• Directions:
Only a number is wanted. Count the lines holding the string "this".

• Provided entries:
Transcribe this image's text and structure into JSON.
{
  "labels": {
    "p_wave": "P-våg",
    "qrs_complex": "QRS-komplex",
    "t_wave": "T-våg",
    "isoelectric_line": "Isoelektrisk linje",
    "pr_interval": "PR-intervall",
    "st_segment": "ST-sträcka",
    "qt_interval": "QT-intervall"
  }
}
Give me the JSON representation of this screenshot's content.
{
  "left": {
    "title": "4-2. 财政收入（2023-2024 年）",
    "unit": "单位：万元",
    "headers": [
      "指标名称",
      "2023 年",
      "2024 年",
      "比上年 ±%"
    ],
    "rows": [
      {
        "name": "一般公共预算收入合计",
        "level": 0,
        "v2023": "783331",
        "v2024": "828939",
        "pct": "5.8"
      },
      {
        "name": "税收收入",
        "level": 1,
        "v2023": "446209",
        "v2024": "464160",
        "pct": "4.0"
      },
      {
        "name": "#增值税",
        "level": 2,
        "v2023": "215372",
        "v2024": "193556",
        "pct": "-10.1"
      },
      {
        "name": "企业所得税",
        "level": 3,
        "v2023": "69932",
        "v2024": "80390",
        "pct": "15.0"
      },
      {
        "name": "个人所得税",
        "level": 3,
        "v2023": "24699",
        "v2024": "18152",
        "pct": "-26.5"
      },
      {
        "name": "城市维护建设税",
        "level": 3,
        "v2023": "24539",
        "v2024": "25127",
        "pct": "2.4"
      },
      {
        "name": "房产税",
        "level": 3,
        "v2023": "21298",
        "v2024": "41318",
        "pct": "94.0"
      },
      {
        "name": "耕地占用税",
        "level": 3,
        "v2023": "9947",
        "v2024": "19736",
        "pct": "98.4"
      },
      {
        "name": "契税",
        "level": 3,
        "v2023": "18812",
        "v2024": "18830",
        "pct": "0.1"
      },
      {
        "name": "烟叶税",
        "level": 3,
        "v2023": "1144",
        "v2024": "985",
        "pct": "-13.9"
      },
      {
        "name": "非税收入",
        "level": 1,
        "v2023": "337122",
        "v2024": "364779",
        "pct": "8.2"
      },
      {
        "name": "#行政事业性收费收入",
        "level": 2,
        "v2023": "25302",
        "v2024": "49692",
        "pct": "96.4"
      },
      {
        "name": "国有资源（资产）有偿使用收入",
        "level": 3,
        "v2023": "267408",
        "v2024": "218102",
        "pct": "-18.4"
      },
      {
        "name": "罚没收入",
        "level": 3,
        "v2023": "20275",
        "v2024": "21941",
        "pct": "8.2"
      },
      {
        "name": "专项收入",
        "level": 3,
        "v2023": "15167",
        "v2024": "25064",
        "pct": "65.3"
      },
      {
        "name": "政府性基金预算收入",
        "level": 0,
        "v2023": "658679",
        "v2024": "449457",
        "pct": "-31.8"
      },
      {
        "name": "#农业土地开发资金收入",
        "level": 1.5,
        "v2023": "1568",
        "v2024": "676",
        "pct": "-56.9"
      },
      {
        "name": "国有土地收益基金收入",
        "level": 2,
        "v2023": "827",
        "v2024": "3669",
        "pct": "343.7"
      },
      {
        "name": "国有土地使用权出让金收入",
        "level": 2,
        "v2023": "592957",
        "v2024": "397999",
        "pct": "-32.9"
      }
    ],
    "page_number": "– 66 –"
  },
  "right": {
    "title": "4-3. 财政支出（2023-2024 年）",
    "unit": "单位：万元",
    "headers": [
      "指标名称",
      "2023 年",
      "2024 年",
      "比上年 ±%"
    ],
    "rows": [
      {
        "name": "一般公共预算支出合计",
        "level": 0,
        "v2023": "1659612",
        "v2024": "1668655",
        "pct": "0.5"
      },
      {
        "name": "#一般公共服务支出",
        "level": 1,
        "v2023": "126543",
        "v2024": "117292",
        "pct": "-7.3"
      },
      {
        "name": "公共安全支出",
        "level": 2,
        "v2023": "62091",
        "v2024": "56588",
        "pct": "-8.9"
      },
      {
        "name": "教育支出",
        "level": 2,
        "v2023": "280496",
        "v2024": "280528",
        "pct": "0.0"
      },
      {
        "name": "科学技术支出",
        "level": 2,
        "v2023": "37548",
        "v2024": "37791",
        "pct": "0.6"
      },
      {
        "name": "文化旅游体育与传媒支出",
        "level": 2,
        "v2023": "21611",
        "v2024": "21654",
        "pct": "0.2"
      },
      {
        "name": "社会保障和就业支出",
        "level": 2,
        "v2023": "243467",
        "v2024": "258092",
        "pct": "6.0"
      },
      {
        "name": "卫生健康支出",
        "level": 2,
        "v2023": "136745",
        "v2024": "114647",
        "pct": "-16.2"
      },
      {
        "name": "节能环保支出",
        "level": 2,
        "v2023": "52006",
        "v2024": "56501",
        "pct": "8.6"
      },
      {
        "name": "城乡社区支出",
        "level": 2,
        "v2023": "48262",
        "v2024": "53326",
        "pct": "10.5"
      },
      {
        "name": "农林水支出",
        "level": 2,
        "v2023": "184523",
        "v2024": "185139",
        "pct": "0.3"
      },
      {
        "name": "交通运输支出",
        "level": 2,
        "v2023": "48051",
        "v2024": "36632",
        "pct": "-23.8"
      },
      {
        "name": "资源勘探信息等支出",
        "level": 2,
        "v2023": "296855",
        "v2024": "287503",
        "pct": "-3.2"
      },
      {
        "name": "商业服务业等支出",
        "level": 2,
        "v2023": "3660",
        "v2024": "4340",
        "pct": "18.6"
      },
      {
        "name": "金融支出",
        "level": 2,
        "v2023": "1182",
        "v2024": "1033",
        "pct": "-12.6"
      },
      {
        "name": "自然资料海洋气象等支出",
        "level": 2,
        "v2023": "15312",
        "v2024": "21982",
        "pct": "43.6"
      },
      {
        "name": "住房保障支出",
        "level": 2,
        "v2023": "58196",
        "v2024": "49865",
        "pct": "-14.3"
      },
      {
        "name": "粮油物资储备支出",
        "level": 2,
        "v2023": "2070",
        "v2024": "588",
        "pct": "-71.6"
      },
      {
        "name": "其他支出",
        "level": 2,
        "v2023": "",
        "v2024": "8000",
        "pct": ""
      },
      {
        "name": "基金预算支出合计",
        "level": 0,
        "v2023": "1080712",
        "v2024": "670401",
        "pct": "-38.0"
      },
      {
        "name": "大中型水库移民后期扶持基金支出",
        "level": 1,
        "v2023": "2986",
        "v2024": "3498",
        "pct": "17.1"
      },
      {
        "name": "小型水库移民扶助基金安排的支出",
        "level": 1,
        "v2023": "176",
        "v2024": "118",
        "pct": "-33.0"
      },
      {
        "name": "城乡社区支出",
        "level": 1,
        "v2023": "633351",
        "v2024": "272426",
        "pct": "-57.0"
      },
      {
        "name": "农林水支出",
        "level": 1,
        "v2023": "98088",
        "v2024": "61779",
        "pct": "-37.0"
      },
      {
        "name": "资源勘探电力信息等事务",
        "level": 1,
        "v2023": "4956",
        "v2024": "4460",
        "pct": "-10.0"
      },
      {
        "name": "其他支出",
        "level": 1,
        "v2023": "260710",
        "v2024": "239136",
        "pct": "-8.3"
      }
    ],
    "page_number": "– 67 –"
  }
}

• Correct output:
2